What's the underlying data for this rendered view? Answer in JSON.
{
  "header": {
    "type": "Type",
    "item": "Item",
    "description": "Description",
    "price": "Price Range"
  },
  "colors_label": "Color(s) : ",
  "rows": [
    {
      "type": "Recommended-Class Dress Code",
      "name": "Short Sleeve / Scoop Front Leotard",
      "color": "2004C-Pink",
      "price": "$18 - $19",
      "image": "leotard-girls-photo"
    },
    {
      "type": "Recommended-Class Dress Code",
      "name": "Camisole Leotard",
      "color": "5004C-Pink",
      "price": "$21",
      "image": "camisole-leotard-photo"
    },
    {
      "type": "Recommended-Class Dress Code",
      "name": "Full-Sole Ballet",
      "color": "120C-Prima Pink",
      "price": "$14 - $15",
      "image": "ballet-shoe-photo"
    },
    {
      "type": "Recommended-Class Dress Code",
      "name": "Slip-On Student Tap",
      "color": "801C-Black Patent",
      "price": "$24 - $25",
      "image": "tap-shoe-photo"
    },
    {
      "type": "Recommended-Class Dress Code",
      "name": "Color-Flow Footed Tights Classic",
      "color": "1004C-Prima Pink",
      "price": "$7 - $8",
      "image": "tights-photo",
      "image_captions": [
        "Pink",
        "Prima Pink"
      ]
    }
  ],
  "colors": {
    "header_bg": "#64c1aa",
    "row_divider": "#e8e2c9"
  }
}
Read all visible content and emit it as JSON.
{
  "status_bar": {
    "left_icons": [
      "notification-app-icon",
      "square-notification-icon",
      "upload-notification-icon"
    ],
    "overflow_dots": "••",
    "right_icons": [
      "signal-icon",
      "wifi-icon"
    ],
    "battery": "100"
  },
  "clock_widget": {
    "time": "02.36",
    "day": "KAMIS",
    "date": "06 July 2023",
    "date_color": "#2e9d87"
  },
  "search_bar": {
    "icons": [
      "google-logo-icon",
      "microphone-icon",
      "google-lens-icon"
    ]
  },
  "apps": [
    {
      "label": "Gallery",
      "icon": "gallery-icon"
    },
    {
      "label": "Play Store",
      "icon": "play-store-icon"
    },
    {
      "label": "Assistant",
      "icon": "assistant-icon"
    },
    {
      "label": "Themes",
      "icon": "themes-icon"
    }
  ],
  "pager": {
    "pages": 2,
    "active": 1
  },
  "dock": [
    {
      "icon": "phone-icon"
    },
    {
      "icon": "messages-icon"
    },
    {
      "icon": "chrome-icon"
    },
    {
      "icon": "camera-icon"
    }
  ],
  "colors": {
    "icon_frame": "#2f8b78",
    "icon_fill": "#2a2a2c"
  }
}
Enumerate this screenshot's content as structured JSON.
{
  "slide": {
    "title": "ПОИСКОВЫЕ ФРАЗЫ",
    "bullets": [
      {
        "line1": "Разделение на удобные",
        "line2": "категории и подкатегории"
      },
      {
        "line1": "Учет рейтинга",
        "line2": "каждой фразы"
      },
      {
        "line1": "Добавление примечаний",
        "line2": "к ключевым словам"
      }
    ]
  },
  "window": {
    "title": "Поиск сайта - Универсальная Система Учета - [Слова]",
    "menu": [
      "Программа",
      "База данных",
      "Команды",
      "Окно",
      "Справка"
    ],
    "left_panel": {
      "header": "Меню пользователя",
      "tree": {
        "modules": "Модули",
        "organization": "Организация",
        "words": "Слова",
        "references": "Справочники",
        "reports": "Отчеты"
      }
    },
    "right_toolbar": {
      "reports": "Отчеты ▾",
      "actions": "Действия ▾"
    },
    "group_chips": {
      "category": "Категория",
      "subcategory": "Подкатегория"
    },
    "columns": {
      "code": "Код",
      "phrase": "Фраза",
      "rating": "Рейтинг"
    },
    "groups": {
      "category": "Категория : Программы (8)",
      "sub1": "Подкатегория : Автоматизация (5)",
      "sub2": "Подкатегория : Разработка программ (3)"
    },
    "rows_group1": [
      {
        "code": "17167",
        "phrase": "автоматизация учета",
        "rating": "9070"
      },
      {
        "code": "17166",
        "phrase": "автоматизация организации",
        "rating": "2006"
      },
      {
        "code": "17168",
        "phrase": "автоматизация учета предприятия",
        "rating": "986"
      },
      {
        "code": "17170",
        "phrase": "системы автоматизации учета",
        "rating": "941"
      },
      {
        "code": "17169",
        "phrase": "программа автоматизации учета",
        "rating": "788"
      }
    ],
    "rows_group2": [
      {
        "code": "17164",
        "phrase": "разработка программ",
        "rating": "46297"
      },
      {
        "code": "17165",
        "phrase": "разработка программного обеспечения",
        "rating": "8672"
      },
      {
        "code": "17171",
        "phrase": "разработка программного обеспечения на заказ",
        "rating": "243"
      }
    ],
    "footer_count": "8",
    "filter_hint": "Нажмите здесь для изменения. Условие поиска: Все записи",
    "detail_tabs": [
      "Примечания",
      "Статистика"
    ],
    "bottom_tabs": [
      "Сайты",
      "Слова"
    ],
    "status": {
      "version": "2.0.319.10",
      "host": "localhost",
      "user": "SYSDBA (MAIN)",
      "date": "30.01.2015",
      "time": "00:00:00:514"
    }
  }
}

==========

_TASK DESCRIPTION_.
Take the lines above and print them exactly.

_TASK ANSWER_.
What's the underlying data for this rendered view? Answer in JSON.
{
  "header": {
    "type": "Type",
    "item": "Item",
    "description": "Description",
    "price": "Price Range"
  },
  "colors_label": "Color(s) : ",
  "rows": [
    {
      "type": "Recommended-Class Dress Code",
      "name": "Short Sleeve / Scoop Front Leotard",
      "color": "2004C-Pink",
      "price": "$18 - $19",
      "image": "leotard-girls-photo"
    },
    {
      "type": "Recommended-Class Dress Code",
      "name": "Camisole Leotard",
      "color": "5004C-Pink",
      "price": "$21",
      "image": "camisole-leotard-photo"
    },
    {
      "type": "Recommended-Class Dress Code",
      "name": "Full-Sole Ballet",
      "color": "120C-Prima Pink",
      "price": "$14 - $15",
      "image": "ballet-shoe-photo"
    },
    {
      "type": "Recommended-Class Dress Code",
      "name": "Slip-On Student Tap",
      "color": "801C-Black Patent",
      "price": "$24 - $25",
      "image": "tap-shoe-photo"
    },
    {
      "type": "Recommended-Class Dress Code",
      "name": "Color-Flow Footed Tights Classic",
      "color": "1004C-Prima Pink",
      "price": "$7 - $8",
      "image": "tights-photo",
      "image_captions": [
        "Pink",
        "Prima Pink"
      ]
    }
  ],
  "colors": {
    "header_bg": "#64c1aa",
    "row_divider": "#e8e2c9"
  }
}
Read all visible content and emit it as JSON.
{
  "status_bar": {
    "left_icons": [
      "notification-app-icon",
      "square-notification-icon",
      "upload-notification-icon"
    ],
    "overflow_dots": "••",
    "right_icons": [
      "signal-icon",
      "wifi-icon"
    ],
    "battery": "100"
  },
  "clock_widget": {
    "time": "02.36",
    "day": "KAMIS",
    "date": "06 July 2023",
    "date_color": "#2e9d87"
  },
  "search_bar": {
    "icons": [
      "google-logo-icon",
      "microphone-icon",
      "google-lens-icon"
    ]
  },
  "apps": [
    {
      "label": "Gallery",
      "icon": "gallery-icon"
    },
    {
      "label": "Play Store",
      "icon": "play-store-icon"
    },
    {
      "label": "Assistant",
      "icon": "assistant-icon"
    },
    {
      "label": "Themes",
      "icon": "themes-icon"
    }
  ],
  "pager": {
    "pages": 2,
    "active": 1
  },
  "dock": [
    {
      "icon": "phone-icon"
    },
    {
      "icon": "messages-icon"
    },
    {
      "icon": "chrome-icon"
    },
    {
      "icon": "camera-icon"
    }
  ],
  "colors": {
    "icon_frame": "#2f8b78",
    "icon_fill": "#2a2a2c"
  }
}
Enumerate this screenshot's content as structured JSON.
{
  "slide": {
    "title": "ПОИСКОВЫЕ ФРАЗЫ",
    "bullets": [
      {
        "line1": "Разделение на удобные",
        "line2": "категории и подкатегории"
      },
      {
        "line1": "Учет рейтинга",
        "line2": "каждой фразы"
      },
      {
        "line1": "Добавление примечаний",
        "line2": "к ключевым словам"
      }
    ]
  },
  "window": {
    "title": "Поиск сайта - Универсальная Система Учета - [Слова]",
    "menu": [
      "Программа",
      "База данных",
      "Команды",
      "Окно",
      "Справка"
    ],
    "left_panel": {
      "header": "Меню пользователя",
      "tree": {
        "modules": "Модули",
        "organization": "Организация",
        "words": "Слова",
        "references": "Справочники",
        "reports": "Отчеты"
      }
    },
    "right_toolbar": {
      "reports": "Отчеты ▾",
      "actions": "Действия ▾"
    },
    "group_chips": {
      "category": "Категория",
      "subcategory": "Подкатегория"
    },
    "columns": {
      "code": "Код",
      "phrase": "Фраза",
      "rating": "Рейтинг"
    },
    "groups": {
      "category": "Категория : Программы (8)",
      "sub1": "Подкатегория : Автоматизация (5)",
      "sub2": "Подкатегория : Разработка программ (3)"
    },
    "rows_group1": [
      {
        "code": "17167",
        "phrase": "автоматизация учета",
        "rating": "9070"
      },
      {
        "code": "17166",
        "phrase": "автоматизация организации",
        "rating": "2006"
      },
      {
        "code": "17168",
        "phrase": "автоматизация учета предприятия",
        "rating": "986"
      },
      {
        "code": "17170",
        "phrase": "системы автоматизации учета",
        "rating": "941"
      },
      {
        "code": "17169",
        "phrase": "программа автоматизации учета",
        "rating": "788"
      }
    ],
    "rows_group2": [
      {
        "code": "17164",
        "phrase": "разработка программ",
        "rating": "46297"
      },
      {
        "code": "17165",
        "phrase": "разработка программного обеспечения",
        "rating": "8672"
      },
      {
        "code": "17171",
        "phrase": "разработка программного обеспечения на заказ",
        "rating": "243"
      }
    ],
    "footer_count": "8",
    "filter_hint": "Нажмите здесь для изменения. Условие поиска: Все записи",
    "detail_tabs": [
      "Примечания",
      "Статистика"
    ],
    "bottom_tabs": [
      "Сайты",
      "Слова"
    ],
    "status": {
      "version": "2.0.319.10",
      "host": "localhost",
      "user": "SYSDBA (MAIN)",
      "date": "30.01.2015",
      "time": "00:00:00:514"
    }
  }
}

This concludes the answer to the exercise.